=== Task brief ===
Where a line contains the word "screenshot", copy that line.

─── Available data

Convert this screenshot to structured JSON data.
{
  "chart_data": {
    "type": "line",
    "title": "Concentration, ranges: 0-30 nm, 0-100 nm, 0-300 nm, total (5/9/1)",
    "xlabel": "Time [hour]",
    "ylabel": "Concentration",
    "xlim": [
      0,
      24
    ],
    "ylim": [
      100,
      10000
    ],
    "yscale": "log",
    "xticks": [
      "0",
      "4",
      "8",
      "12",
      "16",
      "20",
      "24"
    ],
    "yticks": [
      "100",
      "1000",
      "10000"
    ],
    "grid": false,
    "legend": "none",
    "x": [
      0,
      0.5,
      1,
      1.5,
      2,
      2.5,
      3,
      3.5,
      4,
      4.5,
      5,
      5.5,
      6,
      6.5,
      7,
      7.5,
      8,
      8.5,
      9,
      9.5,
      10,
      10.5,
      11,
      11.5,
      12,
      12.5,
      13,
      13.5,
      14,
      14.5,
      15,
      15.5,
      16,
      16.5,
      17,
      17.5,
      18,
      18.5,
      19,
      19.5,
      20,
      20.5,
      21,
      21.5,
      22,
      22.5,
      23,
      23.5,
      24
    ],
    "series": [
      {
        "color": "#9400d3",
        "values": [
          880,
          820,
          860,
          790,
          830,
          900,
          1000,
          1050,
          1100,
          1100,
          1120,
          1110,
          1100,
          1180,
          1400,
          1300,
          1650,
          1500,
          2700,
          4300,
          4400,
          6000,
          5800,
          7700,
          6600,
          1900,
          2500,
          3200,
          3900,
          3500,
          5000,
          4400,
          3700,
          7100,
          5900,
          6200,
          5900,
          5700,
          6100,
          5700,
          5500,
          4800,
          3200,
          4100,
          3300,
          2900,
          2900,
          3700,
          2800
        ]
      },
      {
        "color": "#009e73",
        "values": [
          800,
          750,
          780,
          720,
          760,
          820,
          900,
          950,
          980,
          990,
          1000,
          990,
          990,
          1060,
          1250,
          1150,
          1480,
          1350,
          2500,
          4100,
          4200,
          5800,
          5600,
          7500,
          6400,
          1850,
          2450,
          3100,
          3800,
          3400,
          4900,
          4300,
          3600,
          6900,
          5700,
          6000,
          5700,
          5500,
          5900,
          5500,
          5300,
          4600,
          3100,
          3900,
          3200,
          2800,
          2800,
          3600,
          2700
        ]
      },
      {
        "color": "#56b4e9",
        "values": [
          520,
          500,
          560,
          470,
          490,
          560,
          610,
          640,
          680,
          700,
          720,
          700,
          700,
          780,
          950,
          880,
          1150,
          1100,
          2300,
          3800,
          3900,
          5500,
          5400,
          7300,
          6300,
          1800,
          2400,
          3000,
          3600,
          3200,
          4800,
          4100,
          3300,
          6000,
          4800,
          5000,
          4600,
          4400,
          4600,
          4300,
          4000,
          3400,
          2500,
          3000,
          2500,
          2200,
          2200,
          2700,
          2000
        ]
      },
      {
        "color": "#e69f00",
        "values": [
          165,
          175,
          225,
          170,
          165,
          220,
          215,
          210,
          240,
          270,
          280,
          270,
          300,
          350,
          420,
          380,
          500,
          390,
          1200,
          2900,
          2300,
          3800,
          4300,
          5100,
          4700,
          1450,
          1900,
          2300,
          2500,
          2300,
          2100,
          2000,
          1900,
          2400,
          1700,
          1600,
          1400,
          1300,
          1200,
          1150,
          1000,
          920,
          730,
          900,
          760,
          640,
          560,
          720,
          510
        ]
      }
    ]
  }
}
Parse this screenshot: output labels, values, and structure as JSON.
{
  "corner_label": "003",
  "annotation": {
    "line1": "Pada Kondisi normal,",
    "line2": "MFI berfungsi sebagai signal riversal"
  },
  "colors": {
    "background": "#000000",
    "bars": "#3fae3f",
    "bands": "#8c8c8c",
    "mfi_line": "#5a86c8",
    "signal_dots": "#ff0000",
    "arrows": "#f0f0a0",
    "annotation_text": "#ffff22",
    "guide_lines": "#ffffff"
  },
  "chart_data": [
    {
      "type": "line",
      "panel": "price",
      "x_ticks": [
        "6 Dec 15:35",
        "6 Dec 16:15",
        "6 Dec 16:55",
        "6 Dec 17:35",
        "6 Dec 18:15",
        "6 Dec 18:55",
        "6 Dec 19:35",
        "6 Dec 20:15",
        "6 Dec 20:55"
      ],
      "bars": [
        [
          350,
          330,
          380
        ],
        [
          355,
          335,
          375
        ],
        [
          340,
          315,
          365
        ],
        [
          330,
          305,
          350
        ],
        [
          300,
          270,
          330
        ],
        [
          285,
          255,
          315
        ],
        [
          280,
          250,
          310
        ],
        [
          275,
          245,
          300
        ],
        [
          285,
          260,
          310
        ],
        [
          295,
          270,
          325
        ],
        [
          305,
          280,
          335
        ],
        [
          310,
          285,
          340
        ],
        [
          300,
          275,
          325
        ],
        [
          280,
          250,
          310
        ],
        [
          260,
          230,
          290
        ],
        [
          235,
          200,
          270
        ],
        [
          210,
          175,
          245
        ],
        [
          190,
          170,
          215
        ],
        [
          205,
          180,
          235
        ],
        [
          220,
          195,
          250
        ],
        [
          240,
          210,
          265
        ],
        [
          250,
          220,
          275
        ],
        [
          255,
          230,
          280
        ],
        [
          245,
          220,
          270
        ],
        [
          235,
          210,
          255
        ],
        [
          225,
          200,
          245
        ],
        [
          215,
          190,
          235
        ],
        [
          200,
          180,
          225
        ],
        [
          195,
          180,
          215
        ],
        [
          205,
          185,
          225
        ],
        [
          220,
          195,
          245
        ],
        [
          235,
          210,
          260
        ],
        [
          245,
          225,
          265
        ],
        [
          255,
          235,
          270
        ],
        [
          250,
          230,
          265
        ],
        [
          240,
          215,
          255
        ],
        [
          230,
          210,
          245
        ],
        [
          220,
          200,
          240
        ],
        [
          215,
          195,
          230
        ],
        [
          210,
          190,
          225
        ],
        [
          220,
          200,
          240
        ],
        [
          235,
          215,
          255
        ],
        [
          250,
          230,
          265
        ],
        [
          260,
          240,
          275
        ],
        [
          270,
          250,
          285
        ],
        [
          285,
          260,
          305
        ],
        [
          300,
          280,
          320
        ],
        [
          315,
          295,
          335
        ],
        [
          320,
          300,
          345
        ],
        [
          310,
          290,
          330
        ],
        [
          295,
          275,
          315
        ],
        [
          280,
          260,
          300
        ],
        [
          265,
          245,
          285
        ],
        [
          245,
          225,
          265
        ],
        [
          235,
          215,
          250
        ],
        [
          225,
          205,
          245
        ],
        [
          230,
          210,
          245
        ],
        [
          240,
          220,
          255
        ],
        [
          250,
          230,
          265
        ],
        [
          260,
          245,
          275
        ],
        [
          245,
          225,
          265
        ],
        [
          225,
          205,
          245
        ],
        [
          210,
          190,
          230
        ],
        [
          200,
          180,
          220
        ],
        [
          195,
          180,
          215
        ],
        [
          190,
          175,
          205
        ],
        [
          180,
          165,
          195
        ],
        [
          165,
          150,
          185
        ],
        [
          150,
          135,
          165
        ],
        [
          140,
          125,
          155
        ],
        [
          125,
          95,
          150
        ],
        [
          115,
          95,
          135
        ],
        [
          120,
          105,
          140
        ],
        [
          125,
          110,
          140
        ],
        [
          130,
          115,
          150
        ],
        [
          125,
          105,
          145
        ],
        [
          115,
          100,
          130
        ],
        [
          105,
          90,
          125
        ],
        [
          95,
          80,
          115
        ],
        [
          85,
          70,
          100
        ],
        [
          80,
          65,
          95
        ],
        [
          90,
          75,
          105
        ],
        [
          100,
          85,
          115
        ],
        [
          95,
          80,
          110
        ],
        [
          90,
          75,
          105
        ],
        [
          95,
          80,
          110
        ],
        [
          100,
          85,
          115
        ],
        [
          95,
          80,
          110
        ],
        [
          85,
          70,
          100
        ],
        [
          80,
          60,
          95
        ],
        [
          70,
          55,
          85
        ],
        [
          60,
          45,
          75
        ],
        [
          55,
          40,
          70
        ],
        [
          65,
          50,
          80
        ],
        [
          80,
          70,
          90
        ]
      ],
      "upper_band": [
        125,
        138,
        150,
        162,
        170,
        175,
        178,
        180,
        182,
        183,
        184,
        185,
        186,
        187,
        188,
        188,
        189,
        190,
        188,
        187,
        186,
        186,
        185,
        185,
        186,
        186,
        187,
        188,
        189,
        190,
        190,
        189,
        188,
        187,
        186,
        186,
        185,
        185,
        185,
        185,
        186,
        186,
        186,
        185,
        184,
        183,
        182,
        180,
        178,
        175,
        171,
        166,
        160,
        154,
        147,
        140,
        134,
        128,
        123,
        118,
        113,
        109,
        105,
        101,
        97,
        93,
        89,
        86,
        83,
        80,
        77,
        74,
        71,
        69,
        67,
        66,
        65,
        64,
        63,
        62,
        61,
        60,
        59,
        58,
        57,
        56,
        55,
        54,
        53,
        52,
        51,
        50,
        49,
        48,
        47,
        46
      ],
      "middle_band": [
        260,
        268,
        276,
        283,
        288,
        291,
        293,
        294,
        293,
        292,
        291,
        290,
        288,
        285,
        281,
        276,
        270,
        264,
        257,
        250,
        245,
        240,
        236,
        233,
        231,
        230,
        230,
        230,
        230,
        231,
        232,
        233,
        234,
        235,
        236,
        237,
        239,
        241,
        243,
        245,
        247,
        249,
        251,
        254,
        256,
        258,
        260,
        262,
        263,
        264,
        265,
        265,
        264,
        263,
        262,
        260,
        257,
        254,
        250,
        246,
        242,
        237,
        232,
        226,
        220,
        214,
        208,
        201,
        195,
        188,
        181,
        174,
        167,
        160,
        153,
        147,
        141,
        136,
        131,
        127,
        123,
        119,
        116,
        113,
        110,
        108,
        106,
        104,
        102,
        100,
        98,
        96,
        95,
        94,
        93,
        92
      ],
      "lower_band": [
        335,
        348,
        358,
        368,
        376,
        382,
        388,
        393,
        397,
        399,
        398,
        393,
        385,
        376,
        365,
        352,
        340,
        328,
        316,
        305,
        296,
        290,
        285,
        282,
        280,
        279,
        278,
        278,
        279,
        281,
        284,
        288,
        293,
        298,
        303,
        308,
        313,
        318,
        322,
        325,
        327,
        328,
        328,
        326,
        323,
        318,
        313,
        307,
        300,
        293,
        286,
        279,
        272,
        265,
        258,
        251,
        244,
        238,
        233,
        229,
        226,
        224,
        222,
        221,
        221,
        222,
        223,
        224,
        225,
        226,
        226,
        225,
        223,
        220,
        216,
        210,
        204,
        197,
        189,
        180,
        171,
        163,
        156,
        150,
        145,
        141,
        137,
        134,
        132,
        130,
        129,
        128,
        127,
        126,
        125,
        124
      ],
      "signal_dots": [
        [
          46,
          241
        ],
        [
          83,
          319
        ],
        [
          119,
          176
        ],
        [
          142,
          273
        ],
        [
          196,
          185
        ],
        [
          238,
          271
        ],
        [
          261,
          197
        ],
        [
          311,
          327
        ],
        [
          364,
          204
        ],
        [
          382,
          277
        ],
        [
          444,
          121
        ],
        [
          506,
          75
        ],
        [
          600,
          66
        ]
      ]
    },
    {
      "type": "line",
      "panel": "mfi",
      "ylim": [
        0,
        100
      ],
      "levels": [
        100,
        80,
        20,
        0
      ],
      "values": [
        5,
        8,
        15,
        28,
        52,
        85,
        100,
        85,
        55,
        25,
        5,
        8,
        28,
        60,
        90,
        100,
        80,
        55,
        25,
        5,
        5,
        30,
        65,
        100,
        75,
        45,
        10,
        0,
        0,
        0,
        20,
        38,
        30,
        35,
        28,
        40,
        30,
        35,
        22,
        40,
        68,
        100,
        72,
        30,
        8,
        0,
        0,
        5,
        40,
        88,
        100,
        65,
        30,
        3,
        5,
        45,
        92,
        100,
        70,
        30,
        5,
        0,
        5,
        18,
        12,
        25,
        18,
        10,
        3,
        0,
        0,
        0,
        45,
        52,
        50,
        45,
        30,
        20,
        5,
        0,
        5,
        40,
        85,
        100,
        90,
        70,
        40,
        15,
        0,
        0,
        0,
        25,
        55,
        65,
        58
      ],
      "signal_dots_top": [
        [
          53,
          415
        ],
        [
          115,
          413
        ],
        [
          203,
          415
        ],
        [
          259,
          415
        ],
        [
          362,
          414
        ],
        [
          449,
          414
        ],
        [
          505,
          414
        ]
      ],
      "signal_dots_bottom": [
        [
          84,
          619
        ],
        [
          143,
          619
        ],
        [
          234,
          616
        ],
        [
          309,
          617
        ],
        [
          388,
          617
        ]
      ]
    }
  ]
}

──────

=== Complete response ===
Convert this screenshot to structured JSON data.
Parse this screenshot: output labels, values, and structure as JSON.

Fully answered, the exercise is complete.